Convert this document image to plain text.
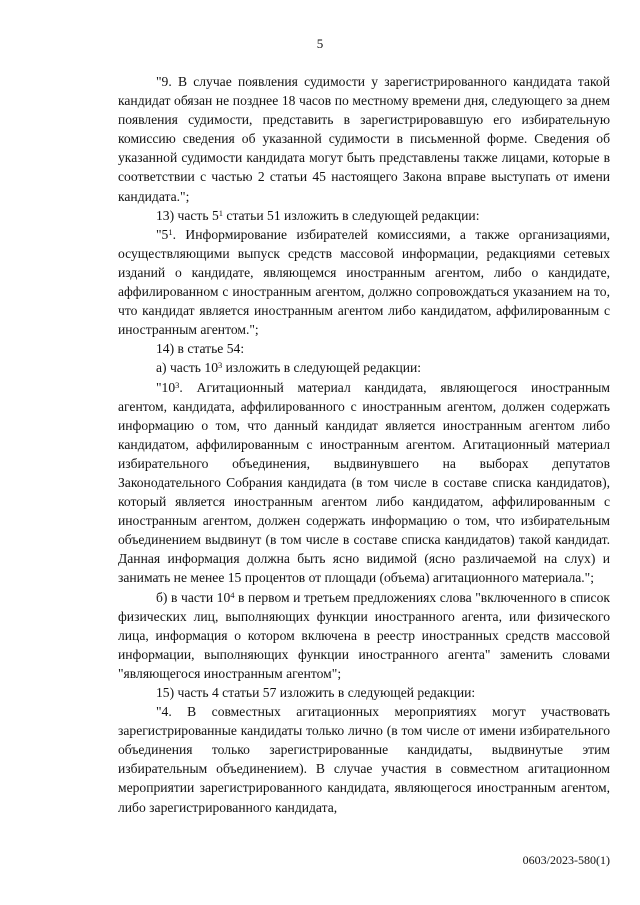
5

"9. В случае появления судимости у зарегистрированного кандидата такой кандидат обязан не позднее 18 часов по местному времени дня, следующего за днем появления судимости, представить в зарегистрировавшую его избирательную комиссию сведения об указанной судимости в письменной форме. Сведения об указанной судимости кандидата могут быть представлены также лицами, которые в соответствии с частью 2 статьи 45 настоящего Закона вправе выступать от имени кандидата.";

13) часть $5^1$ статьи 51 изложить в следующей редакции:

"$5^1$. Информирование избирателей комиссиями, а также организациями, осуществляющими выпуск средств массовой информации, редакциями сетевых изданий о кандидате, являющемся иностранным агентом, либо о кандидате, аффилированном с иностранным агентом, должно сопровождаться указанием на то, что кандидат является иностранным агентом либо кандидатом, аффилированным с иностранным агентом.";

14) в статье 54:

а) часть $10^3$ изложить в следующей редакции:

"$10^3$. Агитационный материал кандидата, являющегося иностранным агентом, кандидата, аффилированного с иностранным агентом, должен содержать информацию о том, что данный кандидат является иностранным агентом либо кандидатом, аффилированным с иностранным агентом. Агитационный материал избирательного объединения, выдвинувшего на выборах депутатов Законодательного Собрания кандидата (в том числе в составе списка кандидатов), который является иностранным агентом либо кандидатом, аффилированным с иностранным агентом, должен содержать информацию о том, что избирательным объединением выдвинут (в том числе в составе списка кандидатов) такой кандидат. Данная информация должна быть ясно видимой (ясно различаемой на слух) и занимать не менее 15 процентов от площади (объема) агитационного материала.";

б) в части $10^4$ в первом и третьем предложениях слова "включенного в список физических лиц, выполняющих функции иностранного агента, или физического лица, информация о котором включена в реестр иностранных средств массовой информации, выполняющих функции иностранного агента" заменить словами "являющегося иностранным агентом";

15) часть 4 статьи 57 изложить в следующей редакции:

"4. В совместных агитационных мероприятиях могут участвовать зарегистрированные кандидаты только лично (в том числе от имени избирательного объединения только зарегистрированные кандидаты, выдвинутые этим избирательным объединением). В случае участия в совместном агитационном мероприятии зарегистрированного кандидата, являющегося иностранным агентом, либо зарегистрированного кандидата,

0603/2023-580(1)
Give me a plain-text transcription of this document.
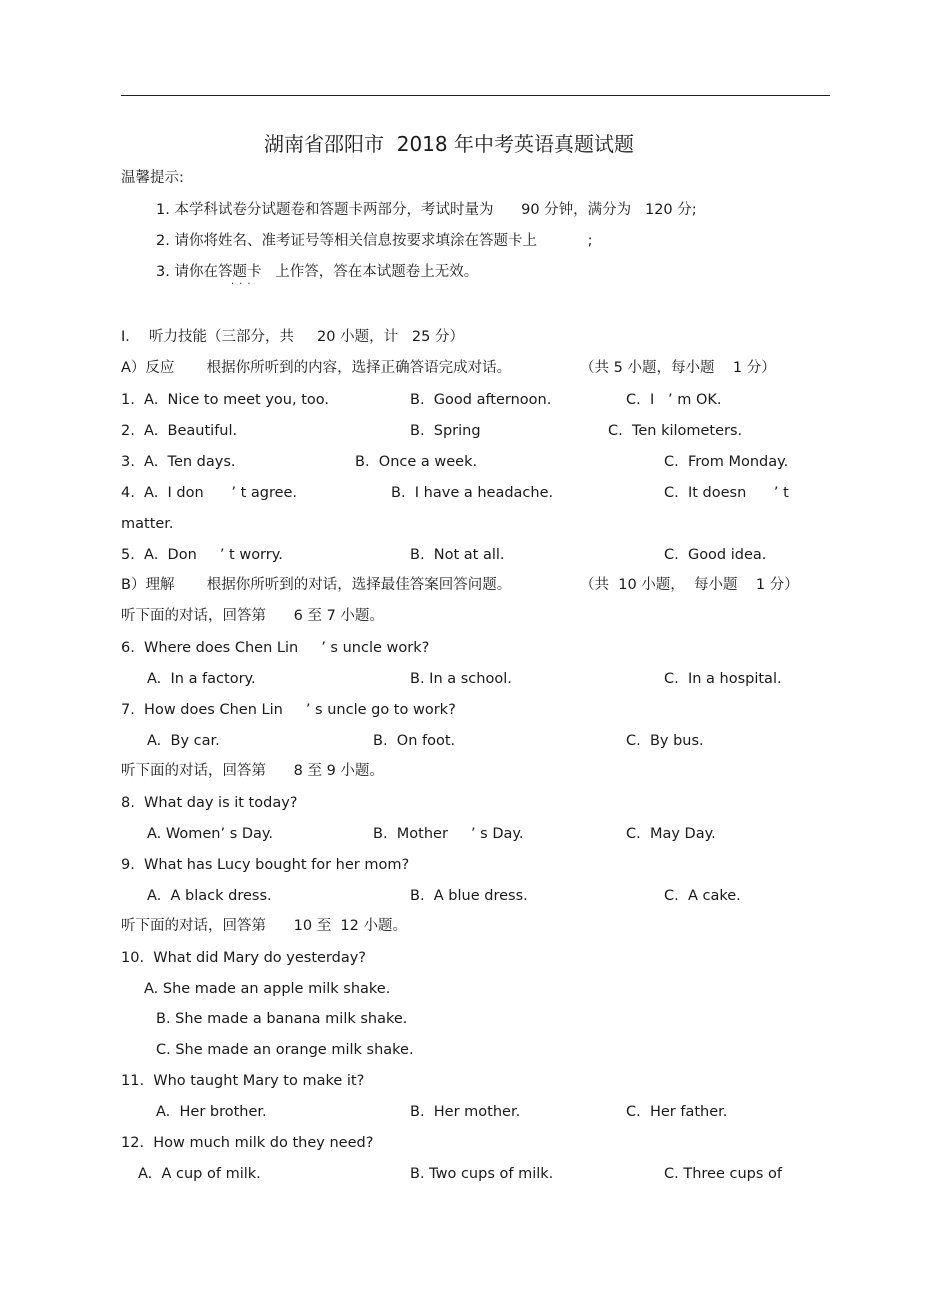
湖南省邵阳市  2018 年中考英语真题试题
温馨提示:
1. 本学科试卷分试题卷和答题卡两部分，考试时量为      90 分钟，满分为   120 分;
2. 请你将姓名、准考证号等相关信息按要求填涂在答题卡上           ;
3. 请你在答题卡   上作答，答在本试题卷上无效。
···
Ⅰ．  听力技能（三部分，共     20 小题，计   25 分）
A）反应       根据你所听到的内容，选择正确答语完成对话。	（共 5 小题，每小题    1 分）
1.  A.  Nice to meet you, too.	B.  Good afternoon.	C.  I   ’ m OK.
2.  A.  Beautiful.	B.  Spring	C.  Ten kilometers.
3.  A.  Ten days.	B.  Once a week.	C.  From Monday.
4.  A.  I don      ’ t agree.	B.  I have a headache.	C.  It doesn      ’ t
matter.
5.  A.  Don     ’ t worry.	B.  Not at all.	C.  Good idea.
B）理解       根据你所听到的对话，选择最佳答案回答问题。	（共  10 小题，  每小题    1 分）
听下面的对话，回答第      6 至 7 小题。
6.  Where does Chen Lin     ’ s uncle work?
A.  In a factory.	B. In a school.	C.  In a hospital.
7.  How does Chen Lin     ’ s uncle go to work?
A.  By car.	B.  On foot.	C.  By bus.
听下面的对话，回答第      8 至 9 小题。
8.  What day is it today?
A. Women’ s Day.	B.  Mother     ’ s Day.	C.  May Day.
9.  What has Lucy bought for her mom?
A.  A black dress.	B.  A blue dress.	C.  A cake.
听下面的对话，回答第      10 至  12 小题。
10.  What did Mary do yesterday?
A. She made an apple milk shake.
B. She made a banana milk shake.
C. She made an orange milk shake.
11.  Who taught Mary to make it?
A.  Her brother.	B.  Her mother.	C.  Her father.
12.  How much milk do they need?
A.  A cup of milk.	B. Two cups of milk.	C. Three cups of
☆ ☆ ☆ ☆ ☆ ☆ ☆
**Work to be completed**
Leave the pictures out and print the records above exactly as they stand.

**Response**
Convert this document image to plain text.
5

"9. В случае появления судимости у зарегистрированного кандидата такой кандидат обязан не позднее 18 часов по местному времени дня, следующего за днем появления судимости, представить в зарегистрировавшую его избирательную комиссию сведения об указанной судимости в письменной форме. Сведения об указанной судимости кандидата могут быть представлены также лицами, которые в соответствии с частью 2 статьи 45 настоящего Закона вправе выступать от имени кандидата.";

13) часть $5^1$ статьи 51 изложить в следующей редакции:

"$5^1$. Информирование избирателей комиссиями, а также организациями, осуществляющими выпуск средств массовой информации, редакциями сетевых изданий о кандидате, являющемся иностранным агентом, либо о кандидате, аффилированном с иностранным агентом, должно сопровождаться указанием на то, что кандидат является иностранным агентом либо кандидатом, аффилированным с иностранным агентом.";

14) в статье 54:

а) часть $10^3$ изложить в следующей редакции:

"$10^3$. Агитационный материал кандидата, являющегося иностранным агентом, кандидата, аффилированного с иностранным агентом, должен содержать информацию о том, что данный кандидат является иностранным агентом либо кандидатом, аффилированным с иностранным агентом. Агитационный материал избирательного объединения, выдвинувшего на выборах депутатов Законодательного Собрания кандидата (в том числе в составе списка кандидатов), который является иностранным агентом либо кандидатом, аффилированным с иностранным агентом, должен содержать информацию о том, что избирательным объединением выдвинут (в том числе в составе списка кандидатов) такой кандидат. Данная информация должна быть ясно видимой (ясно различаемой на слух) и занимать не менее 15 процентов от площади (объема) агитационного материала.";

б) в части $10^4$ в первом и третьем предложениях слова "включенного в список физических лиц, выполняющих функции иностранного агента, или физического лица, информация о котором включена в реестр иностранных средств массовой информации, выполняющих функции иностранного агента" заменить словами "являющегося иностранным агентом";

15) часть 4 статьи 57 изложить в следующей редакции:

"4. В совместных агитационных мероприятиях могут участвовать зарегистрированные кандидаты только лично (в том числе от имени избирательного объединения только зарегистрированные кандидаты, выдвинутые этим избирательным объединением). В случае участия в совместном агитационном мероприятии зарегистрированного кандидата, являющегося иностранным агентом, либо зарегистрированного кандидата,

0603/2023-580(1)
Give me a plain-text transcription of this document.
湖南省邵阳市  2018 年中考英语真题试题
温馨提示:
1. 本学科试卷分试题卷和答题卡两部分，考试时量为      90 分钟，满分为   120 分;
2. 请你将姓名、准考证号等相关信息按要求填涂在答题卡上           ;
3. 请你在答题卡   上作答，答在本试题卷上无效。
···
Ⅰ．  听力技能（三部分，共     20 小题，计   25 分）
A）反应       根据你所听到的内容，选择正确答语完成对话。	（共 5 小题，每小题    1 分）
1.  A.  Nice to meet you, too.	B.  Good afternoon.	C.  I   ’ m OK.
2.  A.  Beautiful.	B.  Spring	C.  Ten kilometers.
3.  A.  Ten days.	B.  Once a week.	C.  From Monday.
4.  A.  I don      ’ t agree.	B.  I have a headache.	C.  It doesn      ’ t
matter.
5.  A.  Don     ’ t worry.	B.  Not at all.	C.  Good idea.
B）理解       根据你所听到的对话，选择最佳答案回答问题。	（共  10 小题，  每小题    1 分）
听下面的对话，回答第      6 至 7 小题。
6.  Where does Chen Lin     ’ s uncle work?
A.  In a factory.	B. In a school.	C.  In a hospital.
7.  How does Chen Lin     ’ s uncle go to work?
A.  By car.	B.  On foot.	C.  By bus.
听下面的对话，回答第      8 至 9 小题。
8.  What day is it today?
A. Women’ s Day.	B.  Mother     ’ s Day.	C.  May Day.
9.  What has Lucy bought for her mom?
A.  A black dress.	B.  A blue dress.	C.  A cake.
听下面的对话，回答第      10 至  12 小题。
10.  What did Mary do yesterday?
A. She made an apple milk shake.
B. She made a banana milk shake.
C. She made an orange milk shake.
11.  Who taught Mary to make it?
A.  Her brother.	B.  Her mother.	C.  Her father.
12.  How much milk do they need?
A.  A cup of milk.	B. Two cups of milk.	C. Three cups of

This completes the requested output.